Given request
Please lay out the rows below as a numbered list, leaving out any blank lines.

Listed entries
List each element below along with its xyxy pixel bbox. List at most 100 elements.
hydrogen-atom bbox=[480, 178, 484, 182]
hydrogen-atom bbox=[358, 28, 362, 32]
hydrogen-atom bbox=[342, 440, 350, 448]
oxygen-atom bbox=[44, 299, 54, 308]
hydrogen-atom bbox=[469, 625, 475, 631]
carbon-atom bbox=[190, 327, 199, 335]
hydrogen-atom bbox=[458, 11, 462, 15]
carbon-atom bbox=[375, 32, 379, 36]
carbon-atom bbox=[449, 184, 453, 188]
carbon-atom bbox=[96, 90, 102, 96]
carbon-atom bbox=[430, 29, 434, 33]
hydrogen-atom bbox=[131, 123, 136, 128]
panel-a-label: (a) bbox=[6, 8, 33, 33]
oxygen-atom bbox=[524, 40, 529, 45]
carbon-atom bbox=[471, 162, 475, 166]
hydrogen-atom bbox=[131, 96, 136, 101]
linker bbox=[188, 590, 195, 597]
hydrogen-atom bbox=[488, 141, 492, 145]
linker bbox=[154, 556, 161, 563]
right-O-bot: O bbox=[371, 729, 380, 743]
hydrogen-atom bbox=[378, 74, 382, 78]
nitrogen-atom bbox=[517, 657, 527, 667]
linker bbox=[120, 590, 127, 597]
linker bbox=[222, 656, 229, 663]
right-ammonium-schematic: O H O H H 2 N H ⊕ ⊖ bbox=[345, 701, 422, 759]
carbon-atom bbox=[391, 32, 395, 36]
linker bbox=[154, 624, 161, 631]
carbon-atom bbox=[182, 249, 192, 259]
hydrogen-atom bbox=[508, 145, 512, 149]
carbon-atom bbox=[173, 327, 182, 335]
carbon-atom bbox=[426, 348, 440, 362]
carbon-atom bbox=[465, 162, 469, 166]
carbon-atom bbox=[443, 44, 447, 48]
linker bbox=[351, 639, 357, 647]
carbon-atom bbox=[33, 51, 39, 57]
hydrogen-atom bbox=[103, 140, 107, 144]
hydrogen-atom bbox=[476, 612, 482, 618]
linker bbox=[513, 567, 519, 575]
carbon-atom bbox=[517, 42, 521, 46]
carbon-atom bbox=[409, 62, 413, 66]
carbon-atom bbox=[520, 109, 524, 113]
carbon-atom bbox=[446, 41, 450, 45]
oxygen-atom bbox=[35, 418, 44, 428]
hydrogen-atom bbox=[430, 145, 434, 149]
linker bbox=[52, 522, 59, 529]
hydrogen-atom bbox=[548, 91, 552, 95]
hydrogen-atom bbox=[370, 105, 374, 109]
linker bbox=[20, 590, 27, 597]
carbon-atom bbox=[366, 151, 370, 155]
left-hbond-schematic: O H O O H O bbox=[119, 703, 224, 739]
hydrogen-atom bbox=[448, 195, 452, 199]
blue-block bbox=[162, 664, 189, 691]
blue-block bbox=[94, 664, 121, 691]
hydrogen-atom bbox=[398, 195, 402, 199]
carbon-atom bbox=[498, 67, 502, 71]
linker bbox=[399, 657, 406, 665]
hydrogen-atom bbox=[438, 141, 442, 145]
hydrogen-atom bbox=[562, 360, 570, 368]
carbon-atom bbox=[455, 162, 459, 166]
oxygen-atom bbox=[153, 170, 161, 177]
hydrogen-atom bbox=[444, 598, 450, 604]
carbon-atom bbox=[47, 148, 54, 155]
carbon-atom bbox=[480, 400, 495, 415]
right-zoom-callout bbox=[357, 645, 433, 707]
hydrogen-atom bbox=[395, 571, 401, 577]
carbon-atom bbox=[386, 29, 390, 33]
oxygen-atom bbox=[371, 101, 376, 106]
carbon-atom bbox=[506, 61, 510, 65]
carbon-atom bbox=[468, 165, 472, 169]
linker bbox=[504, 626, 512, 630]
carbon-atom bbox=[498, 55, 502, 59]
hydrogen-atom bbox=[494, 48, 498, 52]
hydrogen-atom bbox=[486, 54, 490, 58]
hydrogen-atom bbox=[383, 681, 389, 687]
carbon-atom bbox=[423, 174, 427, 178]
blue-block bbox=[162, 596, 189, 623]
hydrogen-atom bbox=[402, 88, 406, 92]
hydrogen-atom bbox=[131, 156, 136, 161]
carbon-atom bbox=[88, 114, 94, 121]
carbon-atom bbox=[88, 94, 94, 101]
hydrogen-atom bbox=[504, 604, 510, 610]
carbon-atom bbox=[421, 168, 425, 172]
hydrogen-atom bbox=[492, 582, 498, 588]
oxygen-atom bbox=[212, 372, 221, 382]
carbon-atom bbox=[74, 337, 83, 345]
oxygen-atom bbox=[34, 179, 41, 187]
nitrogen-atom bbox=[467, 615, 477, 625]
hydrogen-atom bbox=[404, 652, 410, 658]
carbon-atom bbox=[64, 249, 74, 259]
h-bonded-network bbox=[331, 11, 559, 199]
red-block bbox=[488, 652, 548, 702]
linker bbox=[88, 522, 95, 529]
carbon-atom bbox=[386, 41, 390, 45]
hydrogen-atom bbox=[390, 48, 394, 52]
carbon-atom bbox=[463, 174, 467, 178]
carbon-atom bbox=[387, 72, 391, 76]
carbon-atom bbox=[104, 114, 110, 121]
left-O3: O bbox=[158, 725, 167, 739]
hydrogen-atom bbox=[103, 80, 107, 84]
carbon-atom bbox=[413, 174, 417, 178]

Answer for this exercise
1. List each element below along with its xyxy pixel bbox. List at most 100 elements.
2. hydrogen-atom bbox=[480, 178, 484, 182]
3. hydrogen-atom bbox=[358, 28, 362, 32]
4. hydrogen-atom bbox=[342, 440, 350, 448]
5. oxygen-atom bbox=[44, 299, 54, 308]
6. hydrogen-atom bbox=[469, 625, 475, 631]
7. carbon-atom bbox=[190, 327, 199, 335]
8. hydrogen-atom bbox=[458, 11, 462, 15]
9. carbon-atom bbox=[375, 32, 379, 36]
10. carbon-atom bbox=[449, 184, 453, 188]
11. carbon-atom bbox=[96, 90, 102, 96]
12. carbon-atom bbox=[430, 29, 434, 33]
13. hydrogen-atom bbox=[131, 123, 136, 128]
14. panel-a-label: (a) bbox=[6, 8, 33, 33]
15. oxygen-atom bbox=[524, 40, 529, 45]
16. carbon-atom bbox=[471, 162, 475, 166]
17. hydrogen-atom bbox=[131, 96, 136, 101]
18. linker bbox=[188, 590, 195, 597]
19. hydrogen-atom bbox=[488, 141, 492, 145]
20. linker bbox=[154, 556, 161, 563]
21. right-O-bot: O bbox=[371, 729, 380, 743]
22. hydrogen-atom bbox=[378, 74, 382, 78]
23. nitrogen-atom bbox=[517, 657, 527, 667]
24. linker bbox=[120, 590, 127, 597]
25. linker bbox=[222, 656, 229, 663]
26. right-ammonium-schematic: O H O H H 2 N H ⊕ ⊖ bbox=[345, 701, 422, 759]
27. carbon-atom bbox=[391, 32, 395, 36]
28. linker bbox=[154, 624, 161, 631]
29. carbon-atom bbox=[182, 249, 192, 259]
30. hydrogen-atom bbox=[508, 145, 512, 149]
31. carbon-atom bbox=[173, 327, 182, 335]
32. carbon-atom bbox=[426, 348, 440, 362]
33. carbon-atom bbox=[465, 162, 469, 166]
34. carbon-atom bbox=[443, 44, 447, 48]
35. linker bbox=[351, 639, 357, 647]
36. carbon-atom bbox=[33, 51, 39, 57]
37. hydrogen-atom bbox=[103, 140, 107, 144]
38. hydrogen-atom bbox=[476, 612, 482, 618]
39. linker bbox=[513, 567, 519, 575]
40. carbon-atom bbox=[517, 42, 521, 46]
41. carbon-atom bbox=[409, 62, 413, 66]
42. carbon-atom bbox=[520, 109, 524, 113]
43. carbon-atom bbox=[446, 41, 450, 45]
44. oxygen-atom bbox=[35, 418, 44, 428]
45. hydrogen-atom bbox=[430, 145, 434, 149]
46. linker bbox=[52, 522, 59, 529]
47. hydrogen-atom bbox=[548, 91, 552, 95]
48. hydrogen-atom bbox=[370, 105, 374, 109]
49. linker bbox=[20, 590, 27, 597]
50. carbon-atom bbox=[366, 151, 370, 155]
51. left-hbond-schematic: O H O O H O bbox=[119, 703, 224, 739]
52. hydrogen-atom bbox=[448, 195, 452, 199]
53. blue-block bbox=[162, 664, 189, 691]
54. blue-block bbox=[94, 664, 121, 691]
55. hydrogen-atom bbox=[398, 195, 402, 199]
56. carbon-atom bbox=[498, 67, 502, 71]
57. linker bbox=[399, 657, 406, 665]
58. hydrogen-atom bbox=[438, 141, 442, 145]
59. hydrogen-atom bbox=[562, 360, 570, 368]
60. carbon-atom bbox=[455, 162, 459, 166]
61. oxygen-atom bbox=[153, 170, 161, 177]
62. hydrogen-atom bbox=[444, 598, 450, 604]
63. carbon-atom bbox=[47, 148, 54, 155]
64. carbon-atom bbox=[480, 400, 495, 415]
65. right-zoom-callout bbox=[357, 645, 433, 707]
66. hydrogen-atom bbox=[395, 571, 401, 577]
67. carbon-atom bbox=[386, 29, 390, 33]
68. oxygen-atom bbox=[371, 101, 376, 106]
69. carbon-atom bbox=[506, 61, 510, 65]
70. carbon-atom bbox=[468, 165, 472, 169]
71. linker bbox=[504, 626, 512, 630]
72. carbon-atom bbox=[498, 55, 502, 59]
73. hydrogen-atom bbox=[494, 48, 498, 52]
74. hydrogen-atom bbox=[486, 54, 490, 58]
75. hydrogen-atom bbox=[383, 681, 389, 687]
76. carbon-atom bbox=[423, 174, 427, 178]
77. blue-block bbox=[162, 596, 189, 623]
78. hydrogen-atom bbox=[402, 88, 406, 92]
79. hydrogen-atom bbox=[131, 156, 136, 161]
80. carbon-atom bbox=[88, 114, 94, 121]
81. carbon-atom bbox=[88, 94, 94, 101]
82. hydrogen-atom bbox=[504, 604, 510, 610]
83. carbon-atom bbox=[421, 168, 425, 172]
84. hydrogen-atom bbox=[492, 582, 498, 588]
85. oxygen-atom bbox=[212, 372, 221, 382]
86. carbon-atom bbox=[74, 337, 83, 345]
87. oxygen-atom bbox=[34, 179, 41, 187]
88. nitrogen-atom bbox=[467, 615, 477, 625]
89. hydrogen-atom bbox=[404, 652, 410, 658]
90. carbon-atom bbox=[64, 249, 74, 259]
91. h-bonded-network bbox=[331, 11, 559, 199]
92. red-block bbox=[488, 652, 548, 702]
93. linker bbox=[88, 522, 95, 529]
94. carbon-atom bbox=[386, 41, 390, 45]
95. hydrogen-atom bbox=[390, 48, 394, 52]
96. carbon-atom bbox=[463, 174, 467, 178]
97. carbon-atom bbox=[387, 72, 391, 76]
98. carbon-atom bbox=[104, 114, 110, 121]
99. left-O3: O bbox=[158, 725, 167, 739]
100. hydrogen-atom bbox=[103, 80, 107, 84]
101. carbon-atom bbox=[413, 174, 417, 178]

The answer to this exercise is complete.